Segment Start: Given passage

Some educationists consider this mode as a more active process of learning in which passive students of the classroom become more interactive and collaborative learners (Nilson& Goodson,2017). Online learning requires students and teachers to possess computers, the Internet facility, and the motivation to learn through the non-traditional classroom. Similarly, it also needs the active involvement of teachers, trained in the art of online teaching and the institutional infrastructure (Picciano, 2018; Bullen& Janes, 2007). If COVID-19 pandemic prolongs the lockdown situation, a serious online teaching initiative is needed, and the educational institutions need to be prepared for that. The three immediate needs that could be foreseen are institutional infrastructure, trained faculty members, proper equipment like Laptop/computer and other audio/visual aids for communication (both for teachers and students) and finally, good internet facility across the country. Therefore, it is a collaborative act of individual students, teachers, management, and the government.

Segment End: Given passage
Segment Start: Data for analysis

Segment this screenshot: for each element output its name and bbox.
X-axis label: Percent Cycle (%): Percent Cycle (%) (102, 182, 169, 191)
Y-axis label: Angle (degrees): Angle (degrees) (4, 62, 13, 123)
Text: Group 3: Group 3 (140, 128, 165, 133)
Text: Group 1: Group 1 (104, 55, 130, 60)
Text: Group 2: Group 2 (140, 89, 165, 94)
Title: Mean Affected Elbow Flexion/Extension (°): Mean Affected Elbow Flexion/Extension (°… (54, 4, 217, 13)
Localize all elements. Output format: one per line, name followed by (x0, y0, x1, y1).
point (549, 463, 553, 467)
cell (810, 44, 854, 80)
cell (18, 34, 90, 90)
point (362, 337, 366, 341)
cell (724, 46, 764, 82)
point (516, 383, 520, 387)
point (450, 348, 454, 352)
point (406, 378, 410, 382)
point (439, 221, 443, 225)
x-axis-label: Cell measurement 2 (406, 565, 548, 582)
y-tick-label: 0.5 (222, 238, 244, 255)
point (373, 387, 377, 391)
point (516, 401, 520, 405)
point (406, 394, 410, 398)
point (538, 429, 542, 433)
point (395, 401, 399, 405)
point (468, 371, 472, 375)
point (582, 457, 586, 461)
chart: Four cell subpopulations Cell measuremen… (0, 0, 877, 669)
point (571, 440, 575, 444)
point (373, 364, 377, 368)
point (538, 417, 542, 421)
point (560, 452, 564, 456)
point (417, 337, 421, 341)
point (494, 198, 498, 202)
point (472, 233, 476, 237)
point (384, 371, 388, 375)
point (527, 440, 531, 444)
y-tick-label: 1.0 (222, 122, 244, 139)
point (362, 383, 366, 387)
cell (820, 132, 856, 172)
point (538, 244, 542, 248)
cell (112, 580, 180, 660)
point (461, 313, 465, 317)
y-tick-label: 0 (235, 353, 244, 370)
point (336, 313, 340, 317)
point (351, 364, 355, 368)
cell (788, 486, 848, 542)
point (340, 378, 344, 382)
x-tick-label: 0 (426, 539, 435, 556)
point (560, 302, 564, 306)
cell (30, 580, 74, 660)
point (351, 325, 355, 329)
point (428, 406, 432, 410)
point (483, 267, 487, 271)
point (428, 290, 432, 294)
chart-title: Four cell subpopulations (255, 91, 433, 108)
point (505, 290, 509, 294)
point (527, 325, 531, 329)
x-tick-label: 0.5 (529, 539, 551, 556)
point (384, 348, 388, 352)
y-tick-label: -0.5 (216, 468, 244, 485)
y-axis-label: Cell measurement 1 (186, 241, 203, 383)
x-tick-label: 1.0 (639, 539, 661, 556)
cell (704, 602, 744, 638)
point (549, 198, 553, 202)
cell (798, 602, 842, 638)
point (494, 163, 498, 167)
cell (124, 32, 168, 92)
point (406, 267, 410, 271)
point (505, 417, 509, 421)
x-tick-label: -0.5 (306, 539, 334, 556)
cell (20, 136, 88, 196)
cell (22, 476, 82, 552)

Segment End: Data for analysis

Copy out the entire passage on online learning during the COVID-19 lockdown, word for word. These rows were taken from a different source than the passage.

- _Solution to the exercise_
Some educationists consider this mode as a more active process of learning in which passive students of the classroom become more interactive and collaborative learners (Nilson& Goodson,2017). Online learning requires students and teachers to possess computers, the Internet facility, and the motivation to learn through the non-traditional classroom. Similarly, it also needs the active involvement of teachers, trained in the art of online teaching and the institutional infrastructure (Picciano, 2018; Bullen& Janes, 2007). If COVID-19 pandemic prolongs the lockdown situation, a serious online teaching initiative is needed, and the educational institutions need to be prepared for that. The three immediate needs that could be foreseen are institutional infrastructure, trained faculty members, proper equipment like Laptop/computer and other audio/visual aids for communication (both for teachers and students) and finally, good internet facility across the country. Therefore, it is a collaborative act of individual students, teachers, management, and the government.